─── MATERIAL SHOWN

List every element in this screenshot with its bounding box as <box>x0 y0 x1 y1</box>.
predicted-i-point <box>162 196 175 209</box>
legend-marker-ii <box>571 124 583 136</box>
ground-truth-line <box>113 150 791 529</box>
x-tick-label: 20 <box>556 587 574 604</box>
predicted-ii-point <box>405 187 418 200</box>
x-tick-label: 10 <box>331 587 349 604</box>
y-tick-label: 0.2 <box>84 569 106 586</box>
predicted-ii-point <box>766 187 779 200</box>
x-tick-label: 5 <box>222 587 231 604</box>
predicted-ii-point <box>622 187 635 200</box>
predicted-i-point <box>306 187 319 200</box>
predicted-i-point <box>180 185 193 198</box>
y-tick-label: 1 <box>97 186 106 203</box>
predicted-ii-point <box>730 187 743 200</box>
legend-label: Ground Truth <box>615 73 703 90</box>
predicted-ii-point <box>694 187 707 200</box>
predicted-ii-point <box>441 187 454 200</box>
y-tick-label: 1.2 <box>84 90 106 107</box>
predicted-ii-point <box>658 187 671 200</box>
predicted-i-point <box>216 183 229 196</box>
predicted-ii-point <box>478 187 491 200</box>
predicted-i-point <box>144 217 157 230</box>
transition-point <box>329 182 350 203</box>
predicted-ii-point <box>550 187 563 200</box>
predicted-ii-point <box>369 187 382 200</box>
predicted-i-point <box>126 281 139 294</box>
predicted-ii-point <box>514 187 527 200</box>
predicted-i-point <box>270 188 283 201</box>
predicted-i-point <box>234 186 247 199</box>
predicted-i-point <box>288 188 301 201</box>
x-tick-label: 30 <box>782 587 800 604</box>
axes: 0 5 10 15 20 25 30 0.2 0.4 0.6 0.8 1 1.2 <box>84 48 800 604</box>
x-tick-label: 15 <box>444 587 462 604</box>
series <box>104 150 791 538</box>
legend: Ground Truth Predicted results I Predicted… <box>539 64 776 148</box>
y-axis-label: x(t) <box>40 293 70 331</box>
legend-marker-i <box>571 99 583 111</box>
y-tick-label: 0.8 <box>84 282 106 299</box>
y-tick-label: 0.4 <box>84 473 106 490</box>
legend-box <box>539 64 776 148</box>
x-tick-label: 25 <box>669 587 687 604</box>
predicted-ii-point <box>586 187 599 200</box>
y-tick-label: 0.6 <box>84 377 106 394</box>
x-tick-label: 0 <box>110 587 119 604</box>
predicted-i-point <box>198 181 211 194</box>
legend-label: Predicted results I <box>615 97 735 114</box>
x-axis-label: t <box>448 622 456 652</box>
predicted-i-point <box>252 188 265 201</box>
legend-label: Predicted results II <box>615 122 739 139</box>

──────

» TASK
Please rewrite the listing above, renaming "x-tick-label" to "x-axis-tick" everywhere and leaving everything else unchanged.

» RESPONSE FOR THIS EXERCISE
List every element in this screenshot with its bounding box as <box>x0 y0 x1 y1</box>.
predicted-i-point <box>162 196 175 209</box>
legend-marker-ii <box>571 124 583 136</box>
ground-truth-line <box>113 150 791 529</box>
x-axis-tick: 20 <box>556 587 574 604</box>
predicted-ii-point <box>405 187 418 200</box>
x-axis-tick: 10 <box>331 587 349 604</box>
y-tick-label: 0.2 <box>84 569 106 586</box>
predicted-ii-point <box>766 187 779 200</box>
x-axis-tick: 5 <box>222 587 231 604</box>
predicted-ii-point <box>622 187 635 200</box>
predicted-i-point <box>306 187 319 200</box>
predicted-i-point <box>180 185 193 198</box>
y-tick-label: 1 <box>97 186 106 203</box>
predicted-ii-point <box>730 187 743 200</box>
legend-label: Ground Truth <box>615 73 703 90</box>
predicted-ii-point <box>694 187 707 200</box>
predicted-ii-point <box>441 187 454 200</box>
y-tick-label: 1.2 <box>84 90 106 107</box>
predicted-ii-point <box>658 187 671 200</box>
predicted-i-point <box>216 183 229 196</box>
predicted-ii-point <box>478 187 491 200</box>
predicted-i-point <box>144 217 157 230</box>
transition-point <box>329 182 350 203</box>
predicted-ii-point <box>550 187 563 200</box>
predicted-ii-point <box>369 187 382 200</box>
predicted-i-point <box>126 281 139 294</box>
predicted-ii-point <box>514 187 527 200</box>
predicted-i-point <box>270 188 283 201</box>
predicted-i-point <box>234 186 247 199</box>
predicted-i-point <box>288 188 301 201</box>
x-axis-tick: 30 <box>782 587 800 604</box>
axes: 0 5 10 15 20 25 30 0.2 0.4 0.6 0.8 1 1.2 <box>84 48 800 604</box>
x-axis-tick: 15 <box>444 587 462 604</box>
series <box>104 150 791 538</box>
legend: Ground Truth Predicted results I Predicted… <box>539 64 776 148</box>
y-axis-label: x(t) <box>40 293 70 331</box>
legend-marker-i <box>571 99 583 111</box>
y-tick-label: 0.8 <box>84 282 106 299</box>
y-tick-label: 0.4 <box>84 473 106 490</box>
legend-box <box>539 64 776 148</box>
x-axis-tick: 25 <box>669 587 687 604</box>
predicted-ii-point <box>586 187 599 200</box>
y-tick-label: 0.6 <box>84 377 106 394</box>
x-axis-tick: 0 <box>110 587 119 604</box>
predicted-i-point <box>198 181 211 194</box>
legend-label: Predicted results I <box>615 97 735 114</box>
x-axis-label: t <box>448 622 456 652</box>
predicted-i-point <box>252 188 265 201</box>
legend-label: Predicted results II <box>615 122 739 139</box>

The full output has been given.